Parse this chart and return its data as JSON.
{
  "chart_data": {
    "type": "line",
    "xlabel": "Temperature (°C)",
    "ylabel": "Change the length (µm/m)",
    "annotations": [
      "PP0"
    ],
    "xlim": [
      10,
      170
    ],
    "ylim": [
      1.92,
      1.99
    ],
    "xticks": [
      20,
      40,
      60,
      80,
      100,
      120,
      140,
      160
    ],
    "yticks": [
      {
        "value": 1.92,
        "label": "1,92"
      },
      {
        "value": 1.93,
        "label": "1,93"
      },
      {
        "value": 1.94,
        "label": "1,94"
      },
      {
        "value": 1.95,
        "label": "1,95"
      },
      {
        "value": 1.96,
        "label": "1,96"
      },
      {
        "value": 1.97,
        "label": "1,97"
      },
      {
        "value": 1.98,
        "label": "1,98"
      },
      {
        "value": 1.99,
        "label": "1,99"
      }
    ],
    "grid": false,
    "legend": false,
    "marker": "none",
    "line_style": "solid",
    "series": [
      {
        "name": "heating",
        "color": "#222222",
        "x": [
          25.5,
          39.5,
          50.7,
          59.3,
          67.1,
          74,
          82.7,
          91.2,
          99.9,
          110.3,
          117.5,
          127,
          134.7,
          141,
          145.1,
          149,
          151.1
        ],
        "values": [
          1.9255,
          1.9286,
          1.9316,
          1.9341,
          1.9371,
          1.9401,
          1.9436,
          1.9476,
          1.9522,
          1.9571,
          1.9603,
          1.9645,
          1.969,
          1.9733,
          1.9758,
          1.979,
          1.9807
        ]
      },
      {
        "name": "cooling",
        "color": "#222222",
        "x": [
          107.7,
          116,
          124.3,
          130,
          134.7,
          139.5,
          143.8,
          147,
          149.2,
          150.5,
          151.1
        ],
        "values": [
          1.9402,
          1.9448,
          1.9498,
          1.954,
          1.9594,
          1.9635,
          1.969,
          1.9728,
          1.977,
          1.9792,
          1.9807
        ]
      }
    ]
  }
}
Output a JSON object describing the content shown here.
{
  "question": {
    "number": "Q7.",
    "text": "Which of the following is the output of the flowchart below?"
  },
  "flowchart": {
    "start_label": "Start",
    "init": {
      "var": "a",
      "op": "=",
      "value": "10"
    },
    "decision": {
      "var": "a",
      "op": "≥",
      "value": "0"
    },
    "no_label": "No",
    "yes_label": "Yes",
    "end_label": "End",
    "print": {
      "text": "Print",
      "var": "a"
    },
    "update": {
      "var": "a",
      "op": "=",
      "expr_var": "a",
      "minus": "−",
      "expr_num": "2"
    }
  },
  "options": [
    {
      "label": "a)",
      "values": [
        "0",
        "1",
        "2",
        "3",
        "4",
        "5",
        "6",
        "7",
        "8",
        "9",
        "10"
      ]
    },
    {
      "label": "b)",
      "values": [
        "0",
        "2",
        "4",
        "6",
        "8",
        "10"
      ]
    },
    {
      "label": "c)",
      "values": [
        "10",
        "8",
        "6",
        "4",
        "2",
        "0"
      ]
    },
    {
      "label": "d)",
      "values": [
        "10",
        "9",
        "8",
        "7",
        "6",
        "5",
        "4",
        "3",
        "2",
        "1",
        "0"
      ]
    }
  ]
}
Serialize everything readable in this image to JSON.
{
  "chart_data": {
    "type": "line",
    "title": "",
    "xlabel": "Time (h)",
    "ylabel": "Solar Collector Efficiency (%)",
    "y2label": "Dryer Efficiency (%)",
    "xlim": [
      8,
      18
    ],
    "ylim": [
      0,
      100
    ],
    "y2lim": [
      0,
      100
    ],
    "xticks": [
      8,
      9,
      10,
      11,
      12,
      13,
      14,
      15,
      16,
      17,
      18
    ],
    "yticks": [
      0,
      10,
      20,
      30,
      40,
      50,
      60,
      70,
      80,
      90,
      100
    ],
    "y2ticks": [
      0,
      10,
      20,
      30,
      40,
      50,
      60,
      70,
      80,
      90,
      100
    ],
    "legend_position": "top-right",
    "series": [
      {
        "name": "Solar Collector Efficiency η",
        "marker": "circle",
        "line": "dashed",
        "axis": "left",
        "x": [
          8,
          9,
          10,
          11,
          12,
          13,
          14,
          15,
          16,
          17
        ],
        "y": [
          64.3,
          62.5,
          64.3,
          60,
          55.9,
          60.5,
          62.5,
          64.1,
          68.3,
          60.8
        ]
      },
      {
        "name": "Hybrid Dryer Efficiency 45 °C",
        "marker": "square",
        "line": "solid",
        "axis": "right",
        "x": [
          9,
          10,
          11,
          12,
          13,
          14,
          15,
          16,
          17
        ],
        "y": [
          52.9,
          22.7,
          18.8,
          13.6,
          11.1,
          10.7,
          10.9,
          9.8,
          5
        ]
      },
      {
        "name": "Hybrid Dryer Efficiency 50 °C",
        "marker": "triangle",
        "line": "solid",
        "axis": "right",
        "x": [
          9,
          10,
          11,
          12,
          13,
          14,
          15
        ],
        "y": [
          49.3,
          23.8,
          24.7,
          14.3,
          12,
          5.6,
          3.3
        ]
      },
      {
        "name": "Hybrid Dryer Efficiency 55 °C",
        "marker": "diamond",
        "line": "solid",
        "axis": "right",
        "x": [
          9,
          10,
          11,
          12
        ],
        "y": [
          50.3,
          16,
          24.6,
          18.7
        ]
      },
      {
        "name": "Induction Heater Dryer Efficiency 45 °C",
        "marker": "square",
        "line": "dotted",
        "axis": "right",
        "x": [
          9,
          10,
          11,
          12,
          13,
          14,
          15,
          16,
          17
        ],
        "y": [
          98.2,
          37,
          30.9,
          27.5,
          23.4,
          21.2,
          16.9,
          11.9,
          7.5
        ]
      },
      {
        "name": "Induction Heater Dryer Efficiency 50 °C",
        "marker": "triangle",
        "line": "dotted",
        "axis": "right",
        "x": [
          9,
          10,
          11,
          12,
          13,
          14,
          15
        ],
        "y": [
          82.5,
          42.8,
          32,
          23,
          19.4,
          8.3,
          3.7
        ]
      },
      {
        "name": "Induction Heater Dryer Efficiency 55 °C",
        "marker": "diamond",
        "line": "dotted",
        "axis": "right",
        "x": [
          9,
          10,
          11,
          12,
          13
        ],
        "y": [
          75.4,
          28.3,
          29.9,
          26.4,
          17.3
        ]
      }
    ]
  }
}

_ _ _ _

* **Required work**
Print all of the entries again, exactly as written.

* **Answer to the problem**
Parse this chart and return its data as JSON.
{
  "chart_data": {
    "type": "line",
    "xlabel": "Temperature (°C)",
    "ylabel": "Change the length (µm/m)",
    "annotations": [
      "PP0"
    ],
    "xlim": [
      10,
      170
    ],
    "ylim": [
      1.92,
      1.99
    ],
    "xticks": [
      20,
      40,
      60,
      80,
      100,
      120,
      140,
      160
    ],
    "yticks": [
      {
        "value": 1.92,
        "label": "1,92"
      },
      {
        "value": 1.93,
        "label": "1,93"
      },
      {
        "value": 1.94,
        "label": "1,94"
      },
      {
        "value": 1.95,
        "label": "1,95"
      },
      {
        "value": 1.96,
        "label": "1,96"
      },
      {
        "value": 1.97,
        "label": "1,97"
      },
      {
        "value": 1.98,
        "label": "1,98"
      },
      {
        "value": 1.99,
        "label": "1,99"
      }
    ],
    "grid": false,
    "legend": false,
    "marker": "none",
    "line_style": "solid",
    "series": [
      {
        "name": "heating",
        "color": "#222222",
        "x": [
          25.5,
          39.5,
          50.7,
          59.3,
          67.1,
          74,
          82.7,
          91.2,
          99.9,
          110.3,
          117.5,
          127,
          134.7,
          141,
          145.1,
          149,
          151.1
        ],
        "values": [
          1.9255,
          1.9286,
          1.9316,
          1.9341,
          1.9371,
          1.9401,
          1.9436,
          1.9476,
          1.9522,
          1.9571,
          1.9603,
          1.9645,
          1.969,
          1.9733,
          1.9758,
          1.979,
          1.9807
        ]
      },
      {
        "name": "cooling",
        "color": "#222222",
        "x": [
          107.7,
          116,
          124.3,
          130,
          134.7,
          139.5,
          143.8,
          147,
          149.2,
          150.5,
          151.1
        ],
        "values": [
          1.9402,
          1.9448,
          1.9498,
          1.954,
          1.9594,
          1.9635,
          1.969,
          1.9728,
          1.977,
          1.9792,
          1.9807
        ]
      }
    ]
  }
}
Output a JSON object describing the content shown here.
{
  "question": {
    "number": "Q7.",
    "text": "Which of the following is the output of the flowchart below?"
  },
  "flowchart": {
    "start_label": "Start",
    "init": {
      "var": "a",
      "op": "=",
      "value": "10"
    },
    "decision": {
      "var": "a",
      "op": "≥",
      "value": "0"
    },
    "no_label": "No",
    "yes_label": "Yes",
    "end_label": "End",
    "print": {
      "text": "Print",
      "var": "a"
    },
    "update": {
      "var": "a",
      "op": "=",
      "expr_var": "a",
      "minus": "−",
      "expr_num": "2"
    }
  },
  "options": [
    {
      "label": "a)",
      "values": [
        "0",
        "1",
        "2",
        "3",
        "4",
        "5",
        "6",
        "7",
        "8",
        "9",
        "10"
      ]
    },
    {
      "label": "b)",
      "values": [
        "0",
        "2",
        "4",
        "6",
        "8",
        "10"
      ]
    },
    {
      "label": "c)",
      "values": [
        "10",
        "8",
        "6",
        "4",
        "2",
        "0"
      ]
    },
    {
      "label": "d)",
      "values": [
        "10",
        "9",
        "8",
        "7",
        "6",
        "5",
        "4",
        "3",
        "2",
        "1",
        "0"
      ]
    }
  ]
}
Serialize everything readable in this image to JSON.
{
  "chart_data": {
    "type": "line",
    "title": "",
    "xlabel": "Time (h)",
    "ylabel": "Solar Collector Efficiency (%)",
    "y2label": "Dryer Efficiency (%)",
    "xlim": [
      8,
      18
    ],
    "ylim": [
      0,
      100
    ],
    "y2lim": [
      0,
      100
    ],
    "xticks": [
      8,
      9,
      10,
      11,
      12,
      13,
      14,
      15,
      16,
      17,
      18
    ],
    "yticks": [
      0,
      10,
      20,
      30,
      40,
      50,
      60,
      70,
      80,
      90,
      100
    ],
    "y2ticks": [
      0,
      10,
      20,
      30,
      40,
      50,
      60,
      70,
      80,
      90,
      100
    ],
    "legend_position": "top-right",
    "series": [
      {
        "name": "Solar Collector Efficiency η",
        "marker": "circle",
        "line": "dashed",
        "axis": "left",
        "x": [
          8,
          9,
          10,
          11,
          12,
          13,
          14,
          15,
          16,
          17
        ],
        "y": [
          64.3,
          62.5,
          64.3,
          60,
          55.9,
          60.5,
          62.5,
          64.1,
          68.3,
          60.8
        ]
      },
      {
        "name": "Hybrid Dryer Efficiency 45 °C",
        "marker": "square",
        "line": "solid",
        "axis": "right",
        "x": [
          9,
          10,
          11,
          12,
          13,
          14,
          15,
          16,
          17
        ],
        "y": [
          52.9,
          22.7,
          18.8,
          13.6,
          11.1,
          10.7,
          10.9,
          9.8,
          5
        ]
      },
      {
        "name": "Hybrid Dryer Efficiency 50 °C",
        "marker": "triangle",
        "line": "solid",
        "axis": "right",
        "x": [
          9,
          10,
          11,
          12,
          13,
          14,
          15
        ],
        "y": [
          49.3,
          23.8,
          24.7,
          14.3,
          12,
          5.6,
          3.3
        ]
      },
      {
        "name": "Hybrid Dryer Efficiency 55 °C",
        "marker": "diamond",
        "line": "solid",
        "axis": "right",
        "x": [
          9,
          10,
          11,
          12
        ],
        "y": [
          50.3,
          16,
          24.6,
          18.7
        ]
      },
      {
        "name": "Induction Heater Dryer Efficiency 45 °C",
        "marker": "square",
        "line": "dotted",
        "axis": "right",
        "x": [
          9,
          10,
          11,
          12,
          13,
          14,
          15,
          16,
          17
        ],
        "y": [
          98.2,
          37,
          30.9,
          27.5,
          23.4,
          21.2,
          16.9,
          11.9,
          7.5
        ]
      },
      {
        "name": "Induction Heater Dryer Efficiency 50 °C",
        "marker": "triangle",
        "line": "dotted",
        "axis": "right",
        "x": [
          9,
          10,
          11,
          12,
          13,
          14,
          15
        ],
        "y": [
          82.5,
          42.8,
          32,
          23,
          19.4,
          8.3,
          3.7
        ]
      },
      {
        "name": "Induction Heater Dryer Efficiency 55 °C",
        "marker": "diamond",
        "line": "dotted",
        "axis": "right",
        "x": [
          9,
          10,
          11,
          12,
          13
        ],
        "y": [
          75.4,
          28.3,
          29.9,
          26.4,
          17.3
        ]
      }
    ]
  }
}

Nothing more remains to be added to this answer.